+++ DATASET CONTENT

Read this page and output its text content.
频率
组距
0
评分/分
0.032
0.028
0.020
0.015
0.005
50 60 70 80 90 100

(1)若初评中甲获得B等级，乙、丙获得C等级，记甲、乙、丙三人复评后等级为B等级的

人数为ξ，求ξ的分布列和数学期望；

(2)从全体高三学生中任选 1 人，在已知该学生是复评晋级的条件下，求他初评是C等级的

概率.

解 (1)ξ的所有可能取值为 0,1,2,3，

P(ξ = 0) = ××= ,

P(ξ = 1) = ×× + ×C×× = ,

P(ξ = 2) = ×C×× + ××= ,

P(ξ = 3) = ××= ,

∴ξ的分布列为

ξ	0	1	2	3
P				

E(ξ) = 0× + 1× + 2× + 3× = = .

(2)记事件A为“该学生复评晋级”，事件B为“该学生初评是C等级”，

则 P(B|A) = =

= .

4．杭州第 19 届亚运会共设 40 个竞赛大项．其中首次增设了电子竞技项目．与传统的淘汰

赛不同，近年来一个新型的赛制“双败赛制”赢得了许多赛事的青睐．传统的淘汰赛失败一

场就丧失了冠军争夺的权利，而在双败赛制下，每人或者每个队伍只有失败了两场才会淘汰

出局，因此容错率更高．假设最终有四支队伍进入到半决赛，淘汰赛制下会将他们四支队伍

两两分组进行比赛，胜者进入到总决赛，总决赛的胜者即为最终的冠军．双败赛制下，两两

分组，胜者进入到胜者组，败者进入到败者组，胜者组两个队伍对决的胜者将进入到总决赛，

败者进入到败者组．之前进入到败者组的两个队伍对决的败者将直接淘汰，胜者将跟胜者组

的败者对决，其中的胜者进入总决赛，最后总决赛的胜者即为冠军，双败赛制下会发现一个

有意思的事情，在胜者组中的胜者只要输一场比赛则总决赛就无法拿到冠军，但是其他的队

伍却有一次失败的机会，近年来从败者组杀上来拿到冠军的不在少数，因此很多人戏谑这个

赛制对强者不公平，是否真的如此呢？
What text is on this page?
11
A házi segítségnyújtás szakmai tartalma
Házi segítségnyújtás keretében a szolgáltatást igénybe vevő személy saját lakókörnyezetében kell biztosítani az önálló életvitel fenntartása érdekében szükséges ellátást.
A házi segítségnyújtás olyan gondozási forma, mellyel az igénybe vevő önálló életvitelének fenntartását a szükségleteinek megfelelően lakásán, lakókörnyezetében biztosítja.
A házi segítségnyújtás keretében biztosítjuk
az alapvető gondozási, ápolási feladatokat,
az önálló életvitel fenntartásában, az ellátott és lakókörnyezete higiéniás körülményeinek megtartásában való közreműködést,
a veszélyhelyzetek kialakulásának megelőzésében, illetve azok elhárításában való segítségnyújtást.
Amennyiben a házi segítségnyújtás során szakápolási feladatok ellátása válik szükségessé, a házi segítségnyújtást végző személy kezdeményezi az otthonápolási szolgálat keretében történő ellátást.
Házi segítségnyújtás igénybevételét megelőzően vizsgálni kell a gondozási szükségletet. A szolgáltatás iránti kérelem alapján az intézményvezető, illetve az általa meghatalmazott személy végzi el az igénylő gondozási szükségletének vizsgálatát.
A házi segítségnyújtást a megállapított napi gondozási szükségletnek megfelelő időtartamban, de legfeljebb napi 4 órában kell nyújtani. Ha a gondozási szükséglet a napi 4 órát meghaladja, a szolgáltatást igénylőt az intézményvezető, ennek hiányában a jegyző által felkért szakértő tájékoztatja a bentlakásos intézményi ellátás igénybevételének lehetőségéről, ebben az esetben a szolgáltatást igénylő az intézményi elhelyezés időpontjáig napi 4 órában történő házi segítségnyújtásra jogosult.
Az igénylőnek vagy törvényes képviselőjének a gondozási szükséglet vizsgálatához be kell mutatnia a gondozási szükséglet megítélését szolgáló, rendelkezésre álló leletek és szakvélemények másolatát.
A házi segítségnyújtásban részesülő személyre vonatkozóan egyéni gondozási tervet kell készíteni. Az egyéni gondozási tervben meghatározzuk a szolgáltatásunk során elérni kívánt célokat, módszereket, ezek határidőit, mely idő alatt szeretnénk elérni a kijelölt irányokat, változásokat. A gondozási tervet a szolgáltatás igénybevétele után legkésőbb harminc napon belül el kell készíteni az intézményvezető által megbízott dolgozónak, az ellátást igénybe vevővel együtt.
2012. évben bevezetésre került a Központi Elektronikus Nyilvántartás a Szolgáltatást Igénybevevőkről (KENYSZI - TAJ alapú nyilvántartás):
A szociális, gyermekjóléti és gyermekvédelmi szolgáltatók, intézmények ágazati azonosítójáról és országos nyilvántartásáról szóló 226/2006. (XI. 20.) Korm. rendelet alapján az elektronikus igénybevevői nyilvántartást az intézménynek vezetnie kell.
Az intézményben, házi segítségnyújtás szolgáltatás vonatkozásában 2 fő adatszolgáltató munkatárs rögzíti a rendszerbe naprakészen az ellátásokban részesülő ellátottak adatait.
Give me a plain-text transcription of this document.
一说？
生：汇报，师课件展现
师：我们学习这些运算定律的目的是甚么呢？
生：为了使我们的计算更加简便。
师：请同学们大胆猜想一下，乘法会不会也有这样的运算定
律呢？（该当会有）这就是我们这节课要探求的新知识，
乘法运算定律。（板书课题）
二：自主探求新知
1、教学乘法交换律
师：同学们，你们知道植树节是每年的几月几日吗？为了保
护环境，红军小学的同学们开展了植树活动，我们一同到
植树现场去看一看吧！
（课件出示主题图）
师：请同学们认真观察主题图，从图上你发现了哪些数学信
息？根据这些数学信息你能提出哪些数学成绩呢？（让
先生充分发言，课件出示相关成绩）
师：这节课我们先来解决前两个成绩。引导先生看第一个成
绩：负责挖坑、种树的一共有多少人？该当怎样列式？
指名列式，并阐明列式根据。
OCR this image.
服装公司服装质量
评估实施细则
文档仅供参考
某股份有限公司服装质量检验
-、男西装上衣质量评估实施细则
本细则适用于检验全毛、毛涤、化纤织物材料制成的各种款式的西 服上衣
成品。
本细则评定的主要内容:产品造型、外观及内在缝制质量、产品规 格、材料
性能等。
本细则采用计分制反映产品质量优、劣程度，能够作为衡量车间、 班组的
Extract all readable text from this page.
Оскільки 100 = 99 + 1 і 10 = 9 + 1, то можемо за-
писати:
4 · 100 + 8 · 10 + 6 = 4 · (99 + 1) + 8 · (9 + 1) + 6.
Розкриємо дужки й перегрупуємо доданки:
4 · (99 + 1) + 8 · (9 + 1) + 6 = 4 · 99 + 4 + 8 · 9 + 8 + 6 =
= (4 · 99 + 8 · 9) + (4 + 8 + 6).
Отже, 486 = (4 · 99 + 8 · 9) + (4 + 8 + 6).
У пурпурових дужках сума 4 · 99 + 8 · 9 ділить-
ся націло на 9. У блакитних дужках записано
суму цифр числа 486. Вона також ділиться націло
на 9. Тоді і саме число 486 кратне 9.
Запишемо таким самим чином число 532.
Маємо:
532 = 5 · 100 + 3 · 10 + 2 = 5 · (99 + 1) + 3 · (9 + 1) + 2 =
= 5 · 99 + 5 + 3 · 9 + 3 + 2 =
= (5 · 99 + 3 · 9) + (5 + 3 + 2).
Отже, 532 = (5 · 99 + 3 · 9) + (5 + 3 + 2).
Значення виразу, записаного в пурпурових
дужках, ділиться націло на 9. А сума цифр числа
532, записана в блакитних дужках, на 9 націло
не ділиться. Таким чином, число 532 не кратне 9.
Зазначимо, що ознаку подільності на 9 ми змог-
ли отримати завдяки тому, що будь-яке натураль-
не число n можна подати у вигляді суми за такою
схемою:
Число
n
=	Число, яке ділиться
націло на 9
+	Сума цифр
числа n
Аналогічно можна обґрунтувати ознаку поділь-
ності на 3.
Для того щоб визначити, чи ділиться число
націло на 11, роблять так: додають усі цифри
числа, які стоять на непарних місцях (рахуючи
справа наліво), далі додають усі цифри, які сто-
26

++++++

STATED PROBLEM =
Give only the number of lines in the data that hold the word "можна".

COMPLETE OUTPUT =
2